__What is being asked__:
Work out how many lines in the entries contain the string "Відношення", and give nothing but that number.

── Input

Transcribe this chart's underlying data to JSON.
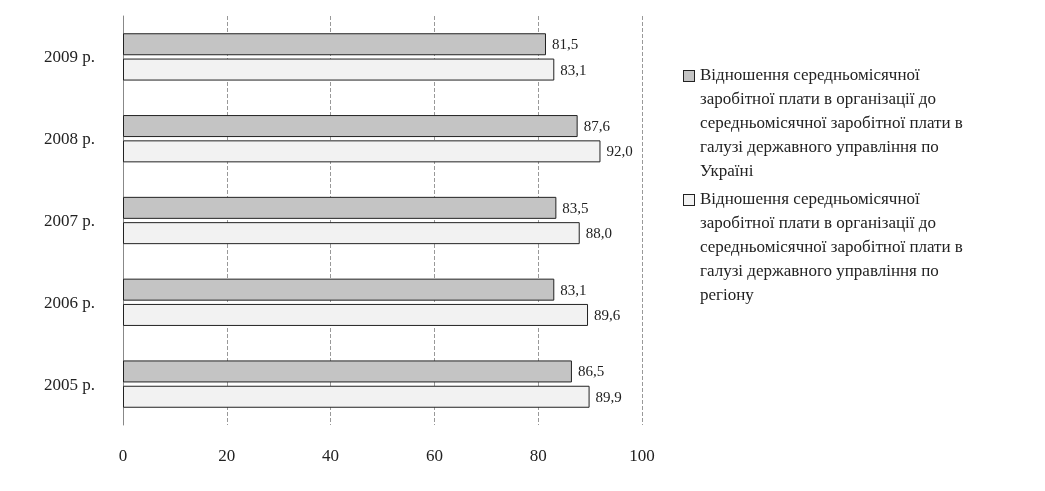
{
  "chart_data": {
    "type": "bar",
    "orientation": "horizontal",
    "categories": [
      "2009 р.",
      "2008 р.",
      "2007 р.",
      "2006 р.",
      "2005 р."
    ],
    "series": [
      {
        "name": "Відношення середньомісячної заробітної плати в організації до середньомісячної заробітної плати в галузі державного управління по Україні",
        "color": "#c4c4c4",
        "values": [
          81.5,
          87.6,
          83.5,
          83.1,
          86.5
        ],
        "value_labels": [
          "81,5",
          "87,6",
          "83,5",
          "83,1",
          "86,5"
        ]
      },
      {
        "name": "Відношення середньомісячної заробітної плати в організації до середньомісячної заробітної плати в галузі державного управління по регіону",
        "color": "#f2f2f2",
        "values": [
          83.1,
          92.0,
          88.0,
          89.6,
          89.9
        ],
        "value_labels": [
          "83,1",
          "92,0",
          "88,0",
          "89,6",
          "89,9"
        ]
      }
    ],
    "xlim": [
      0,
      100
    ],
    "xticks": [
      0,
      20,
      40,
      60,
      80,
      100
    ],
    "grid": "x",
    "legend": "right"
  }
}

────

__Solution for this problem__:
2